** Begin Recorded data **
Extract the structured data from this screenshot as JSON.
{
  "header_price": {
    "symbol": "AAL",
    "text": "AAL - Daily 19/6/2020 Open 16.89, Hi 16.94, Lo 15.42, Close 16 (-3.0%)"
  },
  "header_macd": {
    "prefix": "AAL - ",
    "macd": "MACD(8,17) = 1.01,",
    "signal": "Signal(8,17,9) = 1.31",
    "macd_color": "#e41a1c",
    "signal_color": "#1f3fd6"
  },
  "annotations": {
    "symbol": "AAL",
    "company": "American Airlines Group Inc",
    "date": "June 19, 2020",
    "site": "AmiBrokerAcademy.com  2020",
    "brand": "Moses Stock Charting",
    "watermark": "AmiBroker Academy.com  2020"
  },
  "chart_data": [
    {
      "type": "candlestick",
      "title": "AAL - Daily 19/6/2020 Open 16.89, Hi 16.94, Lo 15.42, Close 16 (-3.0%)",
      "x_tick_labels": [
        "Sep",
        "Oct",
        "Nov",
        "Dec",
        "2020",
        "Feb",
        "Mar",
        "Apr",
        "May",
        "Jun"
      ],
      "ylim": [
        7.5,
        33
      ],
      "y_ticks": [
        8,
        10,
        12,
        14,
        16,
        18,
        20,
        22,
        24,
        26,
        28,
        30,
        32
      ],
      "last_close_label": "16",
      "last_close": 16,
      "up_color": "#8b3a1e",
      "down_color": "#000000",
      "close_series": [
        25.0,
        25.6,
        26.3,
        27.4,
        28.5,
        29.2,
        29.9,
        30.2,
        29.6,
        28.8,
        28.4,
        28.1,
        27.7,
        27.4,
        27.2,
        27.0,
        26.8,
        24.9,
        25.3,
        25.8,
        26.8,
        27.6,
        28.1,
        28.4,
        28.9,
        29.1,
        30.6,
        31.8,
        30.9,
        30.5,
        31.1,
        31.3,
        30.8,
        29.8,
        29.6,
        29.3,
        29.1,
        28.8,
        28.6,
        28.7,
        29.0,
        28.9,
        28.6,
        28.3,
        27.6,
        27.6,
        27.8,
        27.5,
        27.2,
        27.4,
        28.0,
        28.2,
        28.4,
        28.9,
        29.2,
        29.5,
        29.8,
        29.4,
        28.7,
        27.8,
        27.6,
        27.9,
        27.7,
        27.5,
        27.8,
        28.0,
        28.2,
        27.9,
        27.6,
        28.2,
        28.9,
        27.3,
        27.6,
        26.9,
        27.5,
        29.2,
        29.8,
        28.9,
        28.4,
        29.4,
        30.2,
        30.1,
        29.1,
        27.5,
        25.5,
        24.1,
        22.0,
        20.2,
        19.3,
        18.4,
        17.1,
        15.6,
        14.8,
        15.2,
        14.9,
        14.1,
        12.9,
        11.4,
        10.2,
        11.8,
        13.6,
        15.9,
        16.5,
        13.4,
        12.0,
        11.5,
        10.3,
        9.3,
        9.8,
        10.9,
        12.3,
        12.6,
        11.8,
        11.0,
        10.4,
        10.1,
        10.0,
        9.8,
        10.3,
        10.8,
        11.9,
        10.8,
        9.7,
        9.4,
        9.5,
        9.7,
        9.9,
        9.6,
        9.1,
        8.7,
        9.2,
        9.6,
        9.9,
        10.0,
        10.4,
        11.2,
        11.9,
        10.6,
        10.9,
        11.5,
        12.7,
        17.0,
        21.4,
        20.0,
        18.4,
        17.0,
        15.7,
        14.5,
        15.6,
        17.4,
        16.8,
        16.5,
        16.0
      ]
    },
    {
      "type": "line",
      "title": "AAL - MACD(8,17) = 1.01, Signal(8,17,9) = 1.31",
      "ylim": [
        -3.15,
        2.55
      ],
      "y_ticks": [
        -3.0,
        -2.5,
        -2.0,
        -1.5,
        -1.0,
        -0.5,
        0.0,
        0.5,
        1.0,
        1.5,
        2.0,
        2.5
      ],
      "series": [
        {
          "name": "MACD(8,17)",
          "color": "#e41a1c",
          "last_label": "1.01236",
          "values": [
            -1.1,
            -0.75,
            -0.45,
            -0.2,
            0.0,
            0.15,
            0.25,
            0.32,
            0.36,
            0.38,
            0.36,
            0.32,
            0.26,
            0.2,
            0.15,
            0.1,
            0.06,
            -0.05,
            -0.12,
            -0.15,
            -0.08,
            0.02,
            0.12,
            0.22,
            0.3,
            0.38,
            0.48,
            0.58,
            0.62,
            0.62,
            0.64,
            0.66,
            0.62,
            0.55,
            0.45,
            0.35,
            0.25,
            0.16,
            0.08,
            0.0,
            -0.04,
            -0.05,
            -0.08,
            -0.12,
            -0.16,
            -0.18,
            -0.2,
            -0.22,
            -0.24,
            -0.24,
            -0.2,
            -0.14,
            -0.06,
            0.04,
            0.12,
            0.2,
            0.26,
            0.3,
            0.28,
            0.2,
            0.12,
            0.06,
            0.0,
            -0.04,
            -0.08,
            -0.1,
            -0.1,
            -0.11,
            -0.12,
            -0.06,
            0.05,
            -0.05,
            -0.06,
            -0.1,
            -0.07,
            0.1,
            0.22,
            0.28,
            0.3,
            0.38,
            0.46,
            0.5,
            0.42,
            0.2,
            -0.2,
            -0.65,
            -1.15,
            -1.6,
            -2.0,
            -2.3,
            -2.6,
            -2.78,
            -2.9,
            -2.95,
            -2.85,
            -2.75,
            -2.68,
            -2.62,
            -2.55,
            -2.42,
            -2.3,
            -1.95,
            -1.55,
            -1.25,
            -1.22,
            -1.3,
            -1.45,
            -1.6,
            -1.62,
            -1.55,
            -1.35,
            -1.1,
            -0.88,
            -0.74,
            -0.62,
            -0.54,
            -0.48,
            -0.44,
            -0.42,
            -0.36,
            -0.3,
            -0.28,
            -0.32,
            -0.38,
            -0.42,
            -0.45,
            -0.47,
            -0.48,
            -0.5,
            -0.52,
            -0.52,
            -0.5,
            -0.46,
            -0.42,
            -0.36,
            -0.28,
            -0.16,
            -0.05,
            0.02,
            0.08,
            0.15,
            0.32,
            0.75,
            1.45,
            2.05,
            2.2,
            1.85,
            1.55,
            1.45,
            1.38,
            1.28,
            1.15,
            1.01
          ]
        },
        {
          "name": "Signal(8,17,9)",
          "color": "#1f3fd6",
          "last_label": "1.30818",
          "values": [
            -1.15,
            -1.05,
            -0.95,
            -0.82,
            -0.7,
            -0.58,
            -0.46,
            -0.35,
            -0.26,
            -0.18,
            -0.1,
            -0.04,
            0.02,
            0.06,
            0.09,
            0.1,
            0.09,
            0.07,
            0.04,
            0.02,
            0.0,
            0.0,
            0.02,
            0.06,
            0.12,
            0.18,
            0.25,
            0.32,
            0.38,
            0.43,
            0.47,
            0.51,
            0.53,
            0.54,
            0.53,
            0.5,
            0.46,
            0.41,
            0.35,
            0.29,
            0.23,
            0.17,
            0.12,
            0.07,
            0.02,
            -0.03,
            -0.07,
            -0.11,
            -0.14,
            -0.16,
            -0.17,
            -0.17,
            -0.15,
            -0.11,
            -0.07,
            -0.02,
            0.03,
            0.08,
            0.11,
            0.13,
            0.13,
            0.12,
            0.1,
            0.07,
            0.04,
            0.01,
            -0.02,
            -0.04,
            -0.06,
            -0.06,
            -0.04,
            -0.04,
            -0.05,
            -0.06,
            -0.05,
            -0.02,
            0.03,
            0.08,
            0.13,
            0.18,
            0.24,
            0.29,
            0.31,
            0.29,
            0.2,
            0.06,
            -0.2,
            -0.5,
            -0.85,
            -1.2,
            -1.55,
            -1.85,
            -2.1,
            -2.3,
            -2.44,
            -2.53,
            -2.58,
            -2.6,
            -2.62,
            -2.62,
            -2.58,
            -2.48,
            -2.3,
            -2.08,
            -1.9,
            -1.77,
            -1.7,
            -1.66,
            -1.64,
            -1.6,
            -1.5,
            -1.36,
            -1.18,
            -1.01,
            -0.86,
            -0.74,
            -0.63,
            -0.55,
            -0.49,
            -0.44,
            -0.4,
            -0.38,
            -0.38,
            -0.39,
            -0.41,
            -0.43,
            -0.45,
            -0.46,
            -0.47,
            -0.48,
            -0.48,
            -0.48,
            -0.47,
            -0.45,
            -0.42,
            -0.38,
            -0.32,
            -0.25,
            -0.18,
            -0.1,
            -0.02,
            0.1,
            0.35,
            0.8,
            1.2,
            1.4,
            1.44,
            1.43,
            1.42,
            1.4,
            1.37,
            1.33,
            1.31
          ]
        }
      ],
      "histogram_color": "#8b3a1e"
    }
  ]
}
** End Recorded data **
◆ Your objective:
Reply with the number of lines in the material above that contain "Daily", and nothing more.

◆ Task answer:
2